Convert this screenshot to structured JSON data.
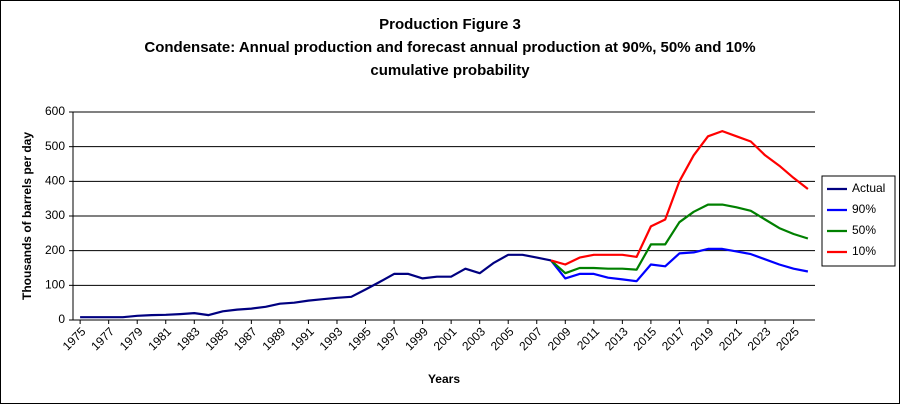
{
  "chart_data": {
    "type": "line",
    "title": "Production Figure 3",
    "subtitle": [
      "Condensate: Annual production and forecast annual production at 90%, 50% and 10%",
      "cumulative probability"
    ],
    "x_label": "Years",
    "y_label": "Thousands of barrels per day",
    "categories": [
      "1975",
      null,
      "1977",
      null,
      "1979",
      null,
      "1981",
      null,
      "1983",
      null,
      "1985",
      null,
      "1987",
      null,
      "1989",
      null,
      "1991",
      null,
      "1993",
      null,
      "1995",
      null,
      "1997",
      null,
      "1999",
      null,
      "2001",
      null,
      "2003",
      null,
      "2005",
      null,
      "2007",
      null,
      "2009",
      null,
      "2011",
      null,
      "2013",
      null,
      "2015",
      null,
      "2017",
      null,
      "2019",
      null,
      "2021",
      null,
      "2023",
      null,
      "2025",
      null
    ],
    "series": [
      {
        "name": "Actual",
        "color": "#000080",
        "values": [
          8,
          8,
          8,
          8,
          12,
          14,
          15,
          17,
          20,
          14,
          25,
          30,
          33,
          38,
          47,
          50,
          56,
          60,
          64,
          67,
          88,
          110,
          133,
          133,
          120,
          125,
          125,
          148,
          135,
          165,
          188,
          188,
          180,
          172,
          null,
          null,
          null,
          null,
          null,
          null,
          null,
          null,
          null,
          null,
          null,
          null,
          null,
          null,
          null,
          null,
          null,
          null
        ]
      },
      {
        "name": "90%",
        "color": "#0000ff",
        "values": [
          null,
          null,
          null,
          null,
          null,
          null,
          null,
          null,
          null,
          null,
          null,
          null,
          null,
          null,
          null,
          null,
          null,
          null,
          null,
          null,
          null,
          null,
          null,
          null,
          null,
          null,
          null,
          null,
          null,
          null,
          null,
          null,
          null,
          172,
          120,
          133,
          133,
          122,
          117,
          112,
          160,
          155,
          192,
          195,
          205,
          205,
          198,
          190,
          175,
          160,
          148,
          140
        ]
      },
      {
        "name": "50%",
        "color": "#008000",
        "values": [
          null,
          null,
          null,
          null,
          null,
          null,
          null,
          null,
          null,
          null,
          null,
          null,
          null,
          null,
          null,
          null,
          null,
          null,
          null,
          null,
          null,
          null,
          null,
          null,
          null,
          null,
          null,
          null,
          null,
          null,
          null,
          null,
          null,
          172,
          135,
          150,
          150,
          148,
          148,
          145,
          218,
          218,
          282,
          312,
          333,
          333,
          325,
          315,
          290,
          265,
          248,
          235
        ]
      },
      {
        "name": "10%",
        "color": "#ff0000",
        "values": [
          null,
          null,
          null,
          null,
          null,
          null,
          null,
          null,
          null,
          null,
          null,
          null,
          null,
          null,
          null,
          null,
          null,
          null,
          null,
          null,
          null,
          null,
          null,
          null,
          null,
          null,
          null,
          null,
          null,
          null,
          null,
          null,
          null,
          172,
          160,
          180,
          188,
          188,
          188,
          182,
          270,
          290,
          400,
          475,
          530,
          545,
          530,
          515,
          475,
          445,
          410,
          378
        ]
      }
    ],
    "ylim": [
      0,
      600
    ],
    "yticks": [
      0,
      100,
      200,
      300,
      400,
      500,
      600
    ],
    "grid": true,
    "legend": "right"
  }
}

▬▬▬▬▬▬▬▬▬▬

◆ Directions ◆
Without the pictures, print the whole listing exactly as given.

◆ Answer to the problem ◆
Convert this screenshot to structured JSON data.
{
  "chart_data": {
    "type": "line",
    "title": "Production Figure 3",
    "subtitle": [
      "Condensate: Annual production and forecast annual production at 90%, 50% and 10%",
      "cumulative probability"
    ],
    "x_label": "Years",
    "y_label": "Thousands of barrels per day",
    "categories": [
      "1975",
      null,
      "1977",
      null,
      "1979",
      null,
      "1981",
      null,
      "1983",
      null,
      "1985",
      null,
      "1987",
      null,
      "1989",
      null,
      "1991",
      null,
      "1993",
      null,
      "1995",
      null,
      "1997",
      null,
      "1999",
      null,
      "2001",
      null,
      "2003",
      null,
      "2005",
      null,
      "2007",
      null,
      "2009",
      null,
      "2011",
      null,
      "2013",
      null,
      "2015",
      null,
      "2017",
      null,
      "2019",
      null,
      "2021",
      null,
      "2023",
      null,
      "2025",
      null
    ],
    "series": [
      {
        "name": "Actual",
        "color": "#000080",
        "values": [
          8,
          8,
          8,
          8,
          12,
          14,
          15,
          17,
          20,
          14,
          25,
          30,
          33,
          38,
          47,
          50,
          56,
          60,
          64,
          67,
          88,
          110,
          133,
          133,
          120,
          125,
          125,
          148,
          135,
          165,
          188,
          188,
          180,
          172,
          null,
          null,
          null,
          null,
          null,
          null,
          null,
          null,
          null,
          null,
          null,
          null,
          null,
          null,
          null,
          null,
          null,
          null
        ]
      },
      {
        "name": "90%",
        "color": "#0000ff",
        "values": [
          null,
          null,
          null,
          null,
          null,
          null,
          null,
          null,
          null,
          null,
          null,
          null,
          null,
          null,
          null,
          null,
          null,
          null,
          null,
          null,
          null,
          null,
          null,
          null,
          null,
          null,
          null,
          null,
          null,
          null,
          null,
          null,
          null,
          172,
          120,
          133,
          133,
          122,
          117,
          112,
          160,
          155,
          192,
          195,
          205,
          205,
          198,
          190,
          175,
          160,
          148,
          140
        ]
      },
      {
        "name": "50%",
        "color": "#008000",
        "values": [
          null,
          null,
          null,
          null,
          null,
          null,
          null,
          null,
          null,
          null,
          null,
          null,
          null,
          null,
          null,
          null,
          null,
          null,
          null,
          null,
          null,
          null,
          null,
          null,
          null,
          null,
          null,
          null,
          null,
          null,
          null,
          null,
          null,
          172,
          135,
          150,
          150,
          148,
          148,
          145,
          218,
          218,
          282,
          312,
          333,
          333,
          325,
          315,
          290,
          265,
          248,
          235
        ]
      },
      {
        "name": "10%",
        "color": "#ff0000",
        "values": [
          null,
          null,
          null,
          null,
          null,
          null,
          null,
          null,
          null,
          null,
          null,
          null,
          null,
          null,
          null,
          null,
          null,
          null,
          null,
          null,
          null,
          null,
          null,
          null,
          null,
          null,
          null,
          null,
          null,
          null,
          null,
          null,
          null,
          172,
          160,
          180,
          188,
          188,
          188,
          182,
          270,
          290,
          400,
          475,
          530,
          545,
          530,
          515,
          475,
          445,
          410,
          378
        ]
      }
    ],
    "ylim": [
      0,
      600
    ],
    "yticks": [
      0,
      100,
      200,
      300,
      400,
      500,
      600
    ],
    "grid": true,
    "legend": "right"
  }
}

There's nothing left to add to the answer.